_Problem to solve:_ Write each line out again exactly as written.

BEGIN Records for the task

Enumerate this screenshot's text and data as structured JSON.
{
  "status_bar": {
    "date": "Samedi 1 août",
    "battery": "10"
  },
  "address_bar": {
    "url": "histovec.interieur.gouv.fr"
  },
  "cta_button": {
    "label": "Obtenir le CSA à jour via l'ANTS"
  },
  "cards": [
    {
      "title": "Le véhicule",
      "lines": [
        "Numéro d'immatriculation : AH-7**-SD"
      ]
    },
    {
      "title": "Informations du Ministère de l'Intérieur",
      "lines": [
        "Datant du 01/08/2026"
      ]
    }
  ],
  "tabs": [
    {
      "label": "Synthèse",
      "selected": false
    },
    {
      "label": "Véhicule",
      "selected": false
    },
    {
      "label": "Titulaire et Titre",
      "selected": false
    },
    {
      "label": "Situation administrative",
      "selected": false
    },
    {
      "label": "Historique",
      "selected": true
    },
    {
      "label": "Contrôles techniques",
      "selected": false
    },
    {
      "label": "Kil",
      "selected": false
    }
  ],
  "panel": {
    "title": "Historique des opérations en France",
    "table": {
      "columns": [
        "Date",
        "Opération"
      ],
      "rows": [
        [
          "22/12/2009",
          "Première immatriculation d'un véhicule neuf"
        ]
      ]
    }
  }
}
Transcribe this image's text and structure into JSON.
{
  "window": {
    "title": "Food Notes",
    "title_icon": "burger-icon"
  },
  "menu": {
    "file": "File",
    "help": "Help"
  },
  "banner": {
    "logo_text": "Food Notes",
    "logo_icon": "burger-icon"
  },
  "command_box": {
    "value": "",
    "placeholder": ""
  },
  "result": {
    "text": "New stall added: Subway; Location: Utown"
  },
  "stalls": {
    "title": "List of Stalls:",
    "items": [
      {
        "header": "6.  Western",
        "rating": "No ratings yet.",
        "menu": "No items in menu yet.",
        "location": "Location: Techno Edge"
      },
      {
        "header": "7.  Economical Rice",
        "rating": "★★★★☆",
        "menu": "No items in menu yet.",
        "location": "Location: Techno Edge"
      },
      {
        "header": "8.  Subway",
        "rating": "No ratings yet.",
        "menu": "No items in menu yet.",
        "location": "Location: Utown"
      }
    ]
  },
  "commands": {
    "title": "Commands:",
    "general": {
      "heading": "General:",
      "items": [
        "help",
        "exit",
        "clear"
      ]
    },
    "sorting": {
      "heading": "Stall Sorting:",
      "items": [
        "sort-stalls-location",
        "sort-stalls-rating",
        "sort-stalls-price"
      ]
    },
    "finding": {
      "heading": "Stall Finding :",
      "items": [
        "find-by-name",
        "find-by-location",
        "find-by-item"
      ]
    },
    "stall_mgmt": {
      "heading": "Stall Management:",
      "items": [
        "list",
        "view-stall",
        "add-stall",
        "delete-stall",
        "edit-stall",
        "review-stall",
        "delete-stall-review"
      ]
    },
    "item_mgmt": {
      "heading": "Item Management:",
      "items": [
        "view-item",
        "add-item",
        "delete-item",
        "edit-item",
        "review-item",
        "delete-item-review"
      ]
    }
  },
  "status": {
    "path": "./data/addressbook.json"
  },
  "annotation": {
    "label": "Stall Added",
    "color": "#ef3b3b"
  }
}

END Records for the task

_Complete output:_
Enumerate this screenshot's text and data as structured JSON.
{
  "status_bar": {
    "date": "Samedi 1 août",
    "battery": "10"
  },
  "address_bar": {
    "url": "histovec.interieur.gouv.fr"
  },
  "cta_button": {
    "label": "Obtenir le CSA à jour via l'ANTS"
  },
  "cards": [
    {
      "title": "Le véhicule",
      "lines": [
        "Numéro d'immatriculation : AH-7**-SD"
      ]
    },
    {
      "title": "Informations du Ministère de l'Intérieur",
      "lines": [
        "Datant du 01/08/2026"
      ]
    }
  ],
  "tabs": [
    {
      "label": "Synthèse",
      "selected": false
    },
    {
      "label": "Véhicule",
      "selected": false
    },
    {
      "label": "Titulaire et Titre",
      "selected": false
    },
    {
      "label": "Situation administrative",
      "selected": false
    },
    {
      "label": "Historique",
      "selected": true
    },
    {
      "label": "Contrôles techniques",
      "selected": false
    },
    {
      "label": "Kil",
      "selected": false
    }
  ],
  "panel": {
    "title": "Historique des opérations en France",
    "table": {
      "columns": [
        "Date",
        "Opération"
      ],
      "rows": [
        [
          "22/12/2009",
          "Première immatriculation d'un véhicule neuf"
        ]
      ]
    }
  }
}
Transcribe this image's text and structure into JSON.
{
  "window": {
    "title": "Food Notes",
    "title_icon": "burger-icon"
  },
  "menu": {
    "file": "File",
    "help": "Help"
  },
  "banner": {
    "logo_text": "Food Notes",
    "logo_icon": "burger-icon"
  },
  "command_box": {
    "value": "",
    "placeholder": ""
  },
  "result": {
    "text": "New stall added: Subway; Location: Utown"
  },
  "stalls": {
    "title": "List of Stalls:",
    "items": [
      {
        "header": "6.  Western",
        "rating": "No ratings yet.",
        "menu": "No items in menu yet.",
        "location": "Location: Techno Edge"
      },
      {
        "header": "7.  Economical Rice",
        "rating": "★★★★☆",
        "menu": "No items in menu yet.",
        "location": "Location: Techno Edge"
      },
      {
        "header": "8.  Subway",
        "rating": "No ratings yet.",
        "menu": "No items in menu yet.",
        "location": "Location: Utown"
      }
    ]
  },
  "commands": {
    "title": "Commands:",
    "general": {
      "heading": "General:",
      "items": [
        "help",
        "exit",
        "clear"
      ]
    },
    "sorting": {
      "heading": "Stall Sorting:",
      "items": [
        "sort-stalls-location",
        "sort-stalls-rating",
        "sort-stalls-price"
      ]
    },
    "finding": {
      "heading": "Stall Finding :",
      "items": [
        "find-by-name",
        "find-by-location",
        "find-by-item"
      ]
    },
    "stall_mgmt": {
      "heading": "Stall Management:",
      "items": [
        "list",
        "view-stall",
        "add-stall",
        "delete-stall",
        "edit-stall",
        "review-stall",
        "delete-stall-review"
      ]
    },
    "item_mgmt": {
      "heading": "Item Management:",
      "items": [
        "view-item",
        "add-item",
        "delete-item",
        "edit-item",
        "review-item",
        "delete-item-review"
      ]
    }
  },
  "status": {
    "path": "./data/addressbook.json"
  },
  "annotation": {
    "label": "Stall Added",
    "color": "#ef3b3b"
  }
}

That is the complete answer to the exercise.